Stored data:
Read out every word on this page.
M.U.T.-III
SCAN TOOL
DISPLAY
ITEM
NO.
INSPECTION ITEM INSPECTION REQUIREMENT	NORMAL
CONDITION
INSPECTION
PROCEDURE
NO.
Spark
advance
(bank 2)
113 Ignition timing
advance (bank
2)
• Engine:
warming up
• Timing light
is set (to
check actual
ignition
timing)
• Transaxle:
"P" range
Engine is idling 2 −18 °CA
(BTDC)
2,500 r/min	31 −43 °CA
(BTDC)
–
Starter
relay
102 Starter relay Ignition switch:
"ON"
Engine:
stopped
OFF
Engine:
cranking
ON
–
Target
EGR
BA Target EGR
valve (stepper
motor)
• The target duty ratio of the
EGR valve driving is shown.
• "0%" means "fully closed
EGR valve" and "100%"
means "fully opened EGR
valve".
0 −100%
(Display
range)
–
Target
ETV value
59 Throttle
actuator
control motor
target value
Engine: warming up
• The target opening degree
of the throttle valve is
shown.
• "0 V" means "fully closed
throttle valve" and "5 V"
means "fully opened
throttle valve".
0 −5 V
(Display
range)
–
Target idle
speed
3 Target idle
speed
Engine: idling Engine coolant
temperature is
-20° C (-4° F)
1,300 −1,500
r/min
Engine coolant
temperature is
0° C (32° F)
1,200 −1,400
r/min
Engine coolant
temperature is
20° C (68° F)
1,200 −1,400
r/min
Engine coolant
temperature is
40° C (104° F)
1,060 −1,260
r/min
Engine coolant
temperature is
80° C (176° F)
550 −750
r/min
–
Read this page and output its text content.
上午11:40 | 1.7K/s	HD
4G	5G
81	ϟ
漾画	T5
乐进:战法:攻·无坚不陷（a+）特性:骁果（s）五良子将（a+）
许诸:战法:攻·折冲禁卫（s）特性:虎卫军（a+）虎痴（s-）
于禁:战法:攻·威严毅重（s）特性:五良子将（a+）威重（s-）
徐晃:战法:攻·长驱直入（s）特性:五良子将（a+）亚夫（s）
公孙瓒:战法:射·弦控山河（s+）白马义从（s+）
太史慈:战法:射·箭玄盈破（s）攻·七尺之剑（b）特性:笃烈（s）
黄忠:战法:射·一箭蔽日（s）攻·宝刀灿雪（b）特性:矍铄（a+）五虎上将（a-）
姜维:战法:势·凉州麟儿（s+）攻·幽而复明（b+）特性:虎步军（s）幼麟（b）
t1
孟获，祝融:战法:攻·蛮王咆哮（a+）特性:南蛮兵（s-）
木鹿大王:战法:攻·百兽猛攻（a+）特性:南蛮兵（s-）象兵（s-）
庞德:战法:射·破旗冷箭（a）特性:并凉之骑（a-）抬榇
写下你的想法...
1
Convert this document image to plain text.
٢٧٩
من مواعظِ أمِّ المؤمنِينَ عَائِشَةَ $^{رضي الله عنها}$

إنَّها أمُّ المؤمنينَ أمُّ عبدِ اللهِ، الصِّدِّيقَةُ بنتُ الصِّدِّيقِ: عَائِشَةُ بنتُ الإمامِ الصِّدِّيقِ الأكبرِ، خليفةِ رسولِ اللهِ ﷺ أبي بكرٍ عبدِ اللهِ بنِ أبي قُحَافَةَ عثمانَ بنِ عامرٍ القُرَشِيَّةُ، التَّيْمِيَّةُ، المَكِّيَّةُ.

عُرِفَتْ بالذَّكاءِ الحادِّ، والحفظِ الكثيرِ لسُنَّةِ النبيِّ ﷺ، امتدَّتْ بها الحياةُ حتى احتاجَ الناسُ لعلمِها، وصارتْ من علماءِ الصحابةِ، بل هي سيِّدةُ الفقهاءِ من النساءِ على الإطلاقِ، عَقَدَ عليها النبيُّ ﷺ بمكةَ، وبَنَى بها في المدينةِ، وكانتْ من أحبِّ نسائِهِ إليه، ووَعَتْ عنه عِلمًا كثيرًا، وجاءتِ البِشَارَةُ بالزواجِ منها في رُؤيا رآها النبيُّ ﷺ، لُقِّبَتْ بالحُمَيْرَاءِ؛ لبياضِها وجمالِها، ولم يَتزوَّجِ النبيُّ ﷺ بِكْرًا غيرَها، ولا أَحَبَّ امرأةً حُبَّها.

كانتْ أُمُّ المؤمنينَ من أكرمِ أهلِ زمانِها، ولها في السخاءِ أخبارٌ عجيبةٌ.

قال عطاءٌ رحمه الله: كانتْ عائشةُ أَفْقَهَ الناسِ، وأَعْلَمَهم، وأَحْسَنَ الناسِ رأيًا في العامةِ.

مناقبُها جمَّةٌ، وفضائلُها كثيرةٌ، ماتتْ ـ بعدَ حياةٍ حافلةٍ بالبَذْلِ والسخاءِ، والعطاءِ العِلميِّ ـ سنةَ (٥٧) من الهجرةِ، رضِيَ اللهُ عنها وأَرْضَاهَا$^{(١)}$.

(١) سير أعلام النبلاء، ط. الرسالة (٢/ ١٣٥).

[Stated problem] Find the lines with the string "عنها" and reproduce them.

[Answer to the problem]
من مواعظِ أمِّ المؤمنِينَ عَائِشَةَ $^{رضي الله عنها}$
مناقبُها جمَّةٌ، وفضائلُها كثيرةٌ، ماتتْ ـ بعدَ حياةٍ حافلةٍ بالبَذْلِ والسخاءِ، والعطاءِ العِلميِّ ـ سنةَ (٥٧) من الهجرةِ، رضِيَ اللهُ عنها وأَرْضَاهَا$^{(١)}$.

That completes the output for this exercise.